AIM:
Give, as a bare number, the count of lines that contain the word "complications".

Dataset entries
========================================
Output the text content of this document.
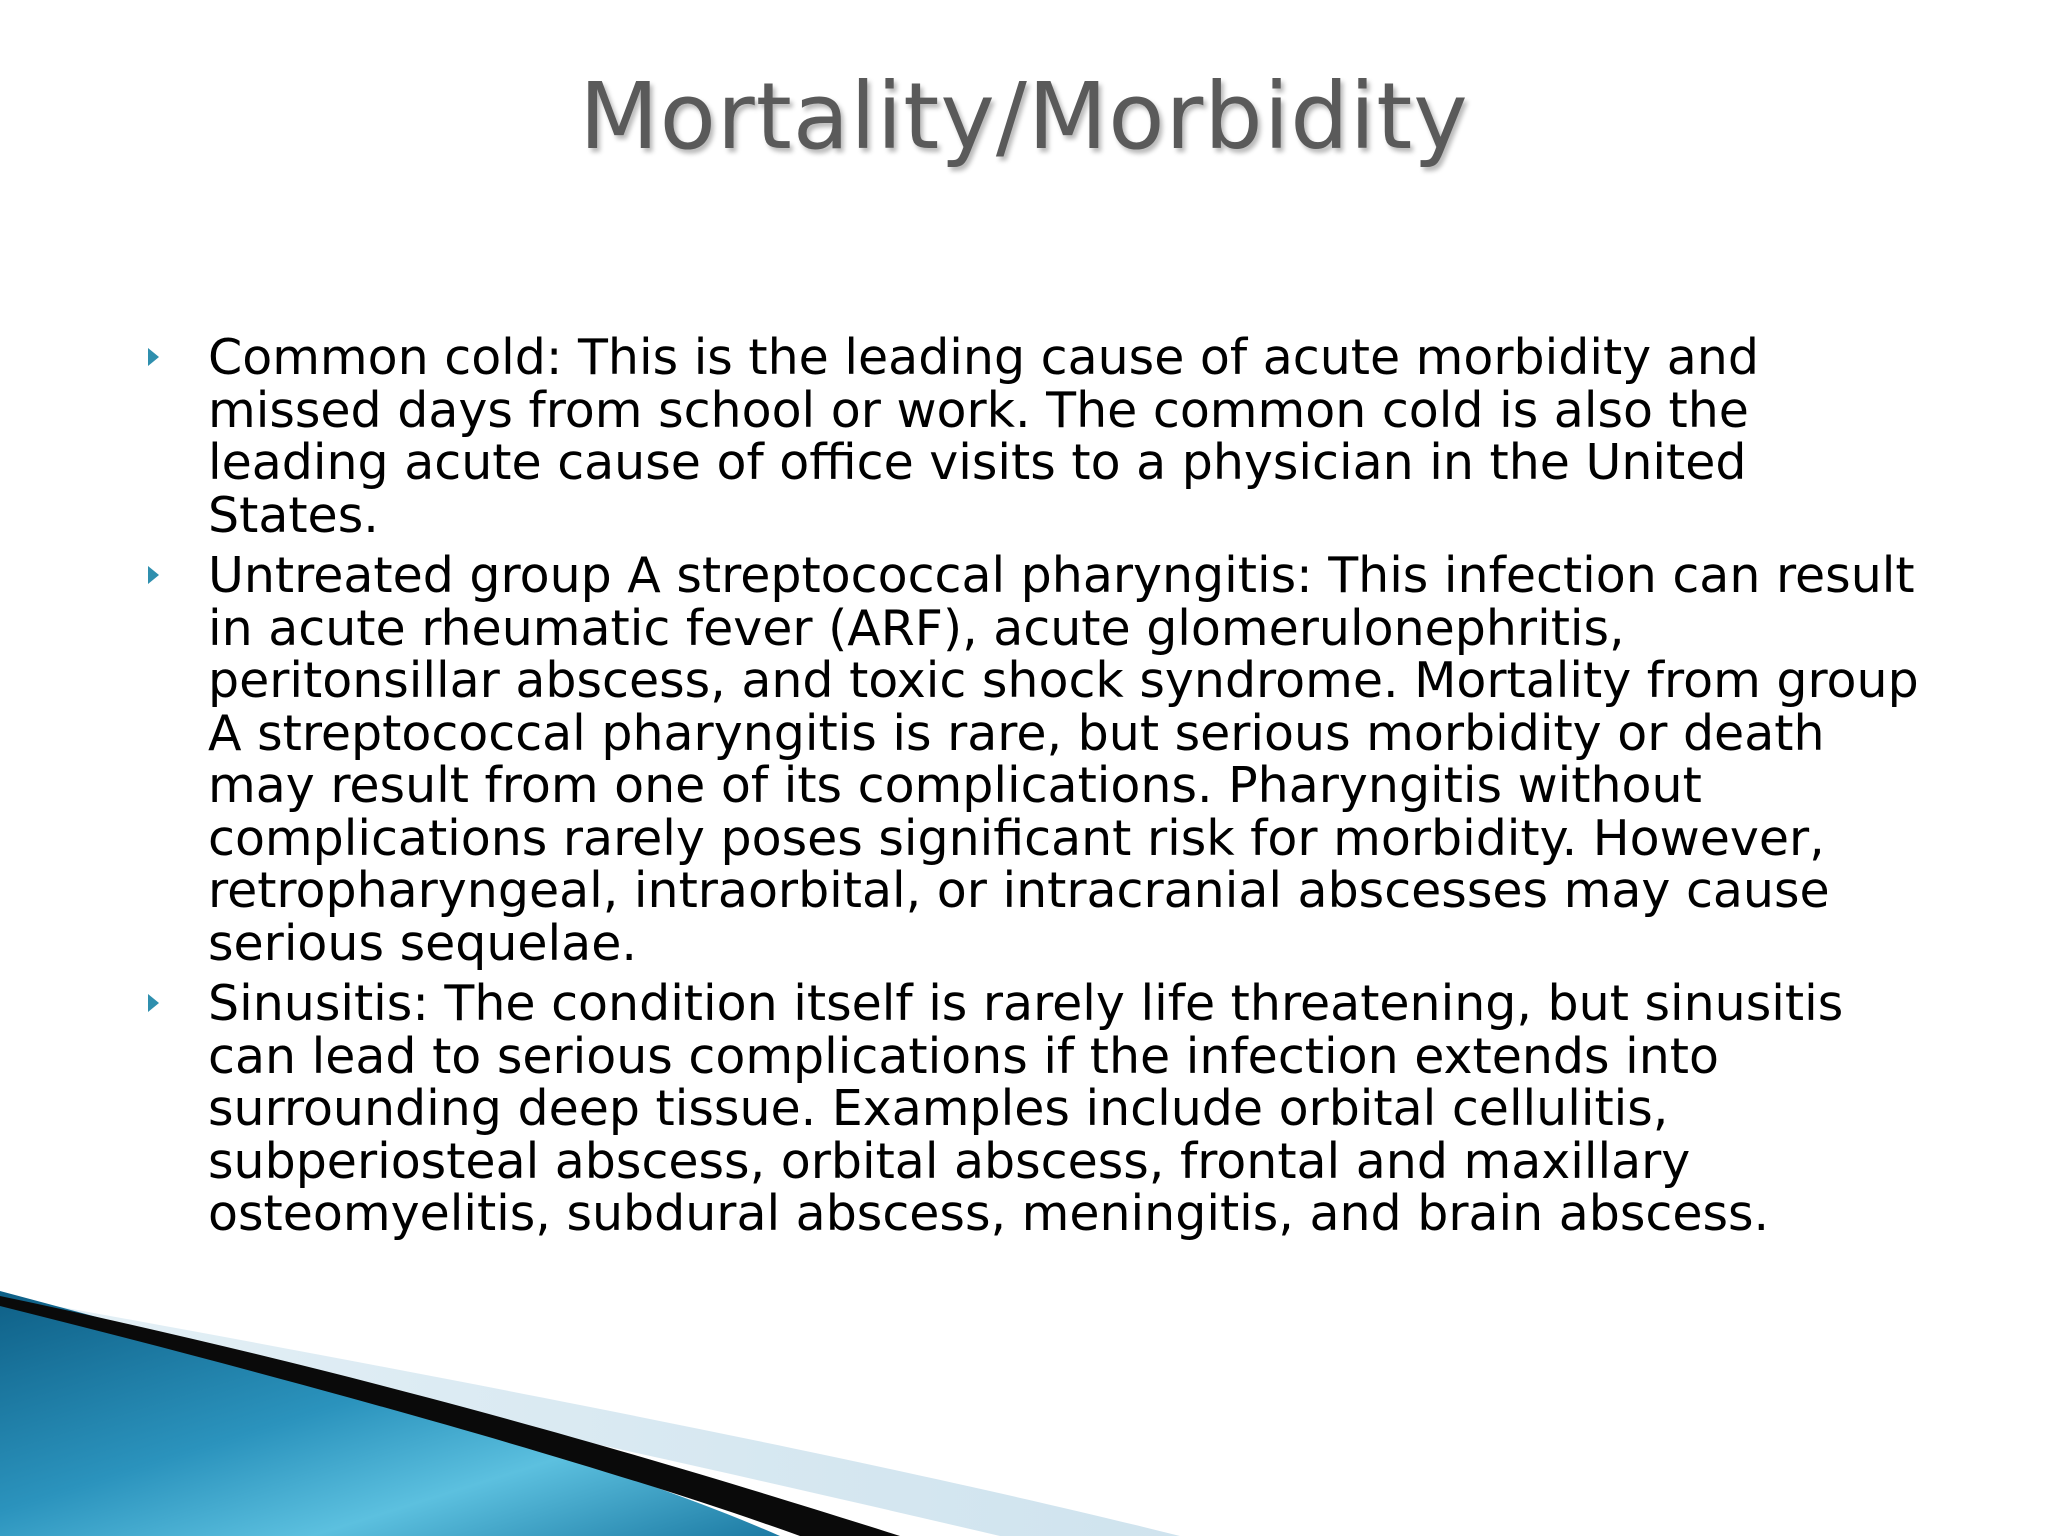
Mortality/Morbidity
Common cold: This is the leading cause of acute morbidity and missed days from school or work. The common cold is also the leading acute cause of office visits to a physician in the United States.
Untreated group A streptococcal pharyngitis: This infection can result in acute rheumatic fever (ARF), acute glomerulonephritis, peritonsillar abscess, and toxic shock syndrome. Mortality from group A streptococcal pharyngitis is rare, but serious morbidity or death may result from one of its complications. Pharyngitis without complications rarely poses significant risk for morbidity. However, retropharyngeal, intraorbital, or intracranial abscesses may cause serious sequelae.
Sinusitis: The condition itself is rarely life threatening, but sinusitis can lead to serious complications if the infection extends into surrounding deep tissue. Examples include orbital cellulitis, subperiosteal abscess, orbital abscess, frontal and maxillary osteomyelitis, subdural abscess, meningitis, and brain abscess.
========================================
SOLUTION FOR THIS EXERCISE:
2